***** Material for the task *****

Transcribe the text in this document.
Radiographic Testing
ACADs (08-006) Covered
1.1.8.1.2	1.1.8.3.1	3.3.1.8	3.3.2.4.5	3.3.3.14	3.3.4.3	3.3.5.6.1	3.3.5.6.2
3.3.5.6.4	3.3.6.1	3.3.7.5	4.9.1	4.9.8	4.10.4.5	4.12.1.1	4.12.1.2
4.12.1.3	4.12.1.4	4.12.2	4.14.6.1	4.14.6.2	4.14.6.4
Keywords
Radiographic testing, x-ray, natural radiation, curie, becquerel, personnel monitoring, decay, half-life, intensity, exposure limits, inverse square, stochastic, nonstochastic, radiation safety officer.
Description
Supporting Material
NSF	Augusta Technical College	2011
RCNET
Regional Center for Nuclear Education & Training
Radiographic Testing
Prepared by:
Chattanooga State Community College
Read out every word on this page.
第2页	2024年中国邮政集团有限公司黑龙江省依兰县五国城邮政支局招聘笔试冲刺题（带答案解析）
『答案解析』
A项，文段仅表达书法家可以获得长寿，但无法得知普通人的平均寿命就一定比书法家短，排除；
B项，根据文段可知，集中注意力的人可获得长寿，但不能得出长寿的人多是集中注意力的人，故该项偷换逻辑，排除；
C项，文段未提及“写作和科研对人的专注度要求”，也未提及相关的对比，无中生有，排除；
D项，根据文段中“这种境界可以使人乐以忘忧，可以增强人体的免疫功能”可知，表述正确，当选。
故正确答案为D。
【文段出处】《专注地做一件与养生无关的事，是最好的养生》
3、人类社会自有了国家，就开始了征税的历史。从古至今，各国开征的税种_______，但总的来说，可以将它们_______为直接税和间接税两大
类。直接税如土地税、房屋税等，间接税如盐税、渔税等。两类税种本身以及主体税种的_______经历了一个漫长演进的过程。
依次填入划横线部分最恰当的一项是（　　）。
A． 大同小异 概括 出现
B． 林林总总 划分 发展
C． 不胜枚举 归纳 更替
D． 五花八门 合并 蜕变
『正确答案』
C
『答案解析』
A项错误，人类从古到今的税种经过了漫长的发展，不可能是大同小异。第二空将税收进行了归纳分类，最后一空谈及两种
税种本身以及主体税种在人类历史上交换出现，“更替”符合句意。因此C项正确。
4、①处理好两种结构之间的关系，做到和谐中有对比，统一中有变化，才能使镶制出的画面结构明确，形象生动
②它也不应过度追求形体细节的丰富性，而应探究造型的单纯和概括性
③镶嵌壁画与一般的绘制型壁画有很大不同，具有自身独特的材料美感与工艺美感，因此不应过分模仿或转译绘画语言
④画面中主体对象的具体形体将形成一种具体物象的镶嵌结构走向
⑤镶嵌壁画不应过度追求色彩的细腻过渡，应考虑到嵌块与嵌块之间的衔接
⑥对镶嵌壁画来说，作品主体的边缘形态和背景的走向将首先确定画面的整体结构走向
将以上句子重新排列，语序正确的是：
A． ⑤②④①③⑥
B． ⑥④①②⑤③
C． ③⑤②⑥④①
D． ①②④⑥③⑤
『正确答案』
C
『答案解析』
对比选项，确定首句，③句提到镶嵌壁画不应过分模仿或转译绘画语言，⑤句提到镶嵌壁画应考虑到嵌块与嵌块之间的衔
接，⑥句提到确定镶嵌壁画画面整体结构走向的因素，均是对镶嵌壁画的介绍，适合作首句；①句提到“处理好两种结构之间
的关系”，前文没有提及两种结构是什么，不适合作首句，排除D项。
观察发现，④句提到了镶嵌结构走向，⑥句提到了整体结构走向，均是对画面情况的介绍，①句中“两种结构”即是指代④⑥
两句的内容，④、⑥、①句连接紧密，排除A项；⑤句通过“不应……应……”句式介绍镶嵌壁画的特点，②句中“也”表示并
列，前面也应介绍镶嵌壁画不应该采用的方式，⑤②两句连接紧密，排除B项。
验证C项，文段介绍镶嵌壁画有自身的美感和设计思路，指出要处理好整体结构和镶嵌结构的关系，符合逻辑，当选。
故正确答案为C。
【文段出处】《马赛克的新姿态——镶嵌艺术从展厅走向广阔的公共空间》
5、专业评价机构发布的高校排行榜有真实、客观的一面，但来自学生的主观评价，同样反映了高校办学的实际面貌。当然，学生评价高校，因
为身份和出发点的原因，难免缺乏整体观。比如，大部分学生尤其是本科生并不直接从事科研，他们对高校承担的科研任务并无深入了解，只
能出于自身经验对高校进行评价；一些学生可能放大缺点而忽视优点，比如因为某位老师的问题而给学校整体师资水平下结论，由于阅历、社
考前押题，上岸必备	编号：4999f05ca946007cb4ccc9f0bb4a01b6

*****

What the exercise asks
Collect every line with the string "College" from the records, and copy each.

The result
NSF	Augusta Technical College	2011
Chattanooga State Community College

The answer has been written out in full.